**Data extract**
************

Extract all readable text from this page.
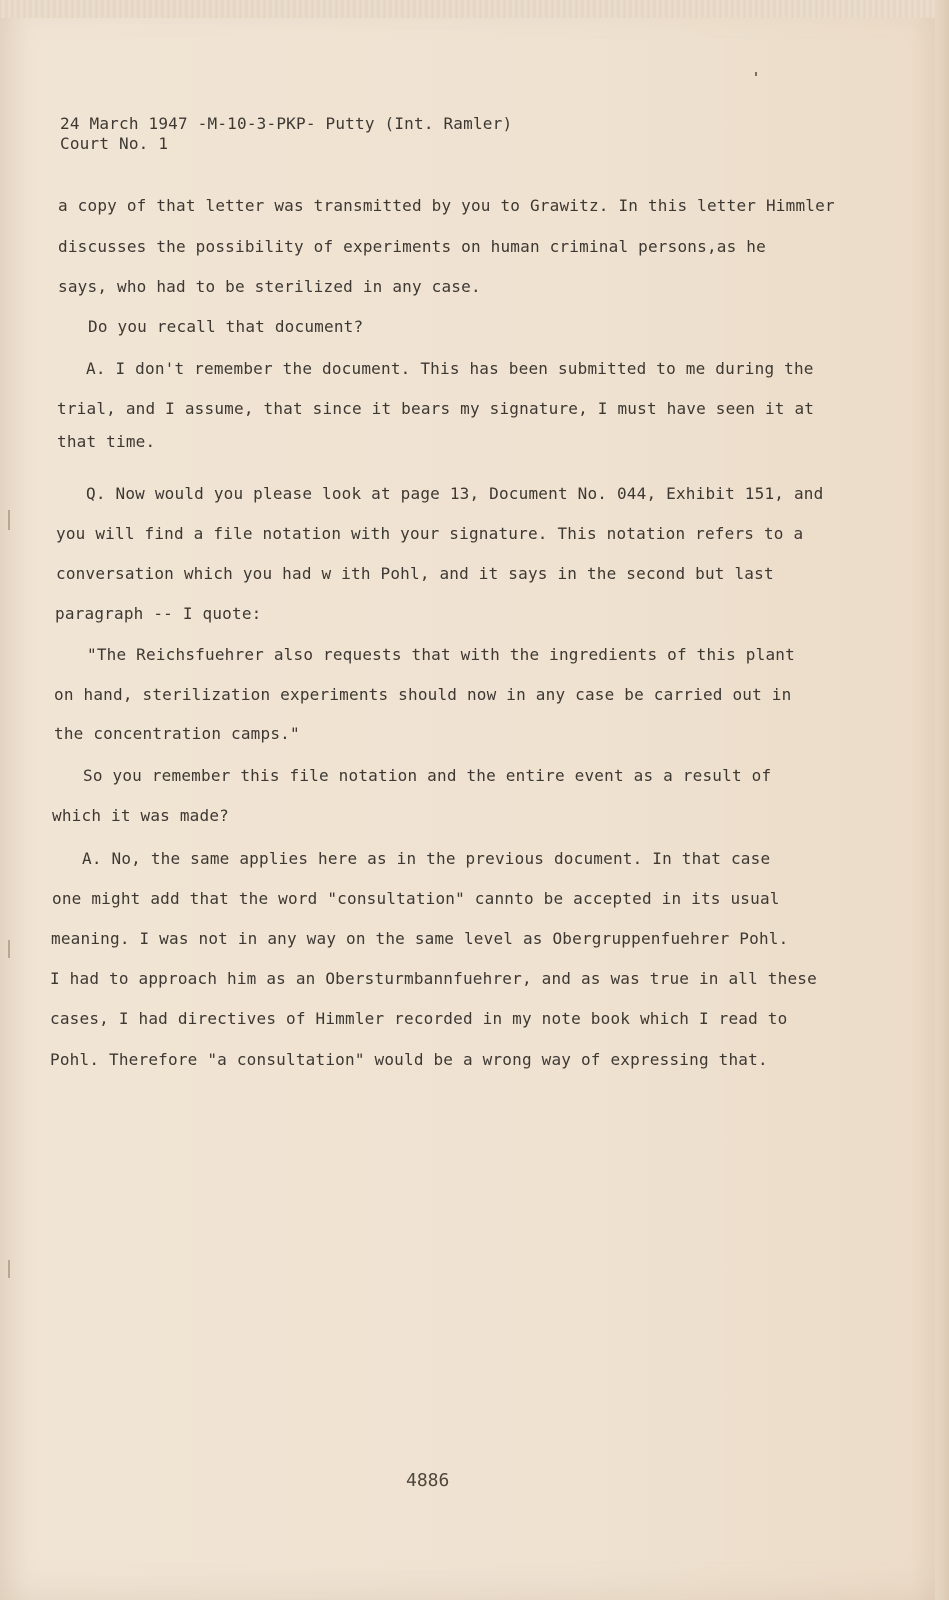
24 March 1947 -M-10-3-PKP- Putty (Int. Ramler)
Court No. 1
a copy of that letter was transmitted by you to Grawitz. In this letter Himmler
discusses the possibility of experiments on human criminal persons,as he
says, who had to be sterilized in any case.
Do you recall that document?
A. I don't remember the document. This has been submitted to me during the
trial, and I assume, that since it bears my signature, I must have seen it at
that time.
Q. Now would you please look at page 13, Document No. 044, Exhibit 151, and
you will find a file notation with your signature. This notation refers to a
conversation which you had w ith Pohl, and it says in the second but last
paragraph -- I quote:
"The Reichsfuehrer also requests that with the ingredients of this plant
on hand, sterilization experiments should now in any case be carried out in
the concentration camps."
So you remember this file notation and the entire event as a result of
which it was made?
A. No, the same applies here as in the previous document. In that case
one might add that the word "consultation" cannto be accepted in its usual
meaning. I was not in any way on the same level as Obergruppenfuehrer Pohl.
I had to approach him as an Obersturmbannfuehrer, and as was true in all these
cases, I had directives of Himmler recorded in my note book which I read to
Pohl. Therefore "a consultation" would be a wrong way of expressing that.
4886
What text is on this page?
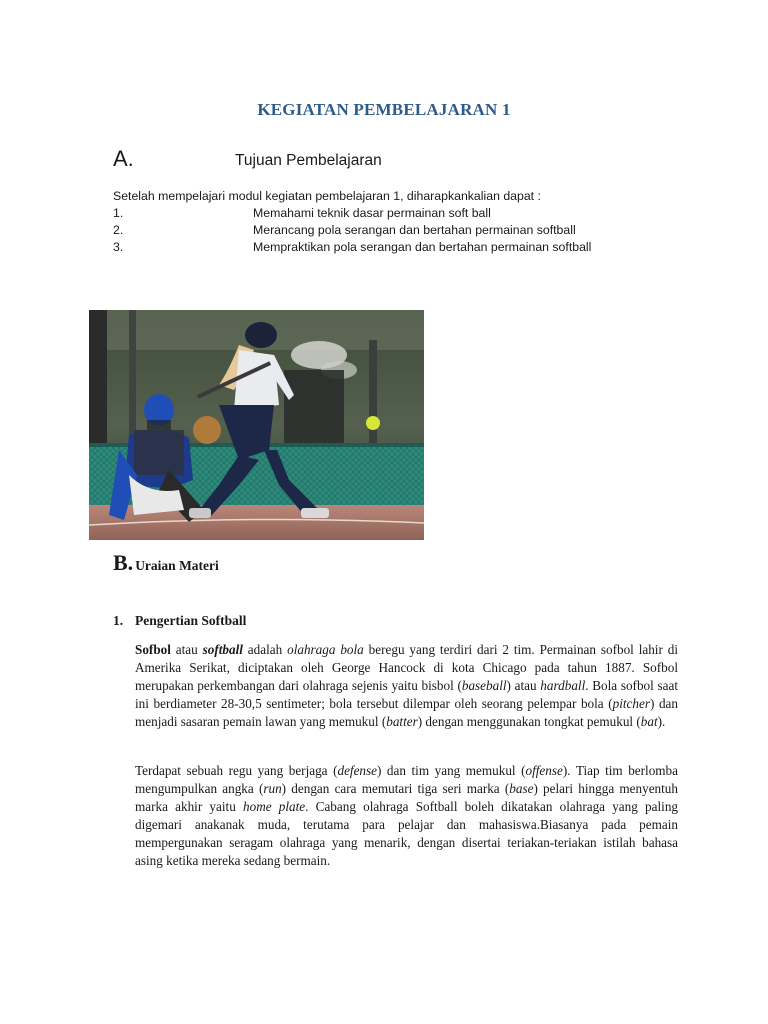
KEGIATAN PEMBELAJARAN 1
A.	Tujuan Pembelajaran
Setelah mempelajari modul kegiatan pembelajaran 1, diharapkankalian dapat :
1.	Memahami teknik dasar permainan soft ball
2.	Merancang pola serangan dan bertahan permainan softball
3.	Mempraktikan pola serangan dan bertahan permainan softball
B. Uraian Materi
1. Pengertian Softball
Sofbol atau softball adalah olahraga bola beregu yang terdiri dari 2 tim. Permainan sofbol lahir di Amerika Serikat, diciptakan oleh George Hancock di kota Chicago pada tahun 1887. Sofbol merupakan perkembangan dari olahraga sejenis yaitu bisbol (baseball) atau hardball. Bola sofbol saat ini berdiameter 28-30,5 sentimeter; bola tersebut dilempar oleh seorang pelempar bola (pitcher) dan menjadi sasaran pemain lawan yang memukul (batter) dengan menggunakan tongkat pemukul (bat).
Terdapat sebuah regu yang berjaga (defense) dan tim yang memukul (offense). Tiap tim berlomba mengumpulkan angka (run) dengan cara memutari tiga seri marka (base) pelari hingga menyentuh marka akhir yaitu home plate. Cabang olahraga Softball boleh dikatakan olahraga yang paling digemari anakanak muda, terutama para pelajar dan mahasiswa.Biasanya pada pemain mempergunakan seragam olahraga yang menarik, dengan disertai teriakan-teriakan istilah bahasa asing ketika mereka sedang bermain.
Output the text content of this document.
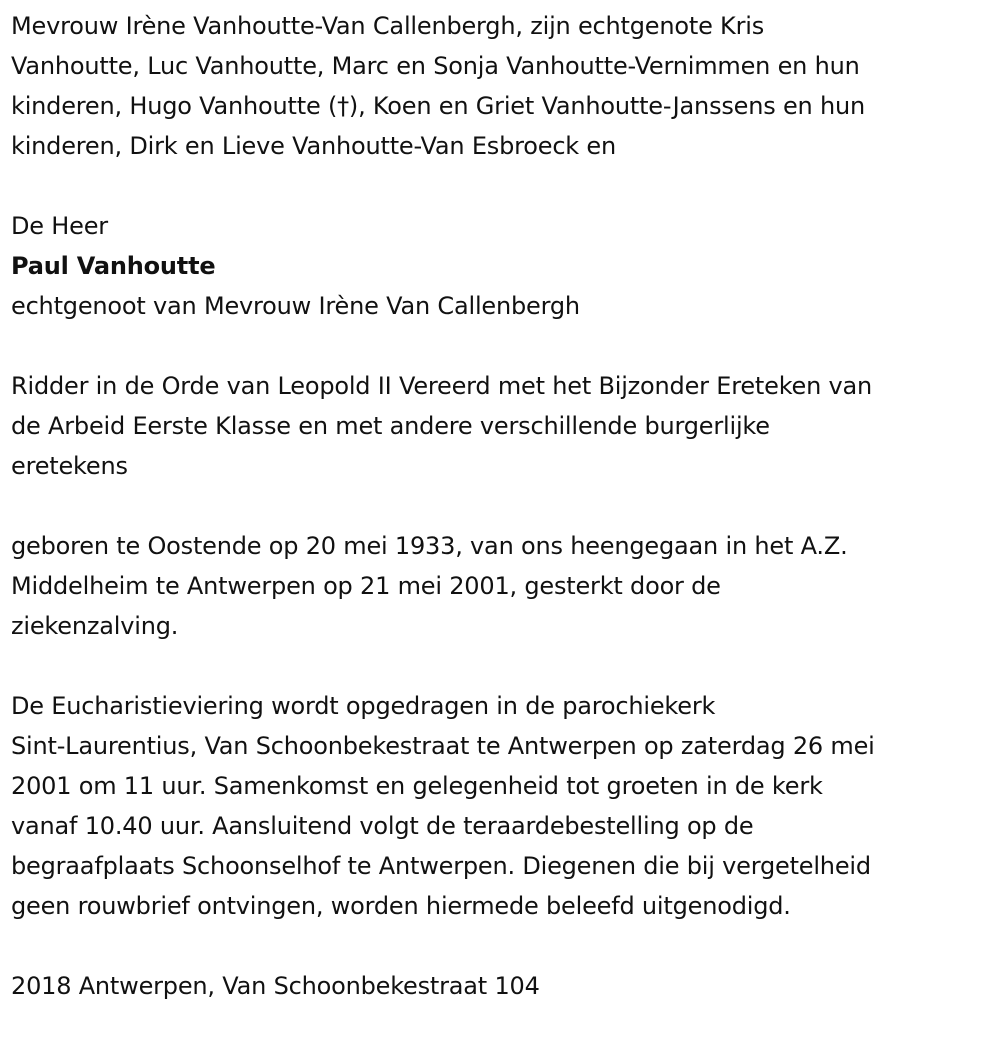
Mevrouw Irène Vanhoutte-Van Callenbergh, zijn echtgenote Kris
Vanhoutte, Luc Vanhoutte, Marc en Sonja Vanhoutte-Vernimmen en hun
kinderen, Hugo Vanhoutte (†), Koen en Griet Vanhoutte-Janssens en hun
kinderen, Dirk en Lieve Vanhoutte-Van Esbroeck en
De Heer
Paul Vanhoutte
echtgenoot van Mevrouw Irène Van Callenbergh
Ridder in de Orde van Leopold II Vereerd met het Bijzonder Ereteken van
de Arbeid Eerste Klasse en met andere verschillende burgerlijke
eretekens
geboren te Oostende op 20 mei 1933, van ons heengegaan in het A.Z.
Middelheim te Antwerpen op 21 mei 2001, gesterkt door de
ziekenzalving.
De Eucharistieviering wordt opgedragen in de parochiekerk
Sint-Laurentius, Van Schoonbekestraat te Antwerpen op zaterdag 26 mei
2001 om 11 uur. Samenkomst en gelegenheid tot groeten in de kerk
vanaf 10.40 uur. Aansluitend volgt de teraardebestelling op de
begraafplaats Schoonselhof te Antwerpen. Diegenen die bij vergetelheid
geen rouwbrief ontvingen, worden hiermede beleefd uitgenodigd.
2018 Antwerpen, Van Schoonbekestraat 104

************

Count the lines of the data that contain the string "file", and reply with that number alone.

2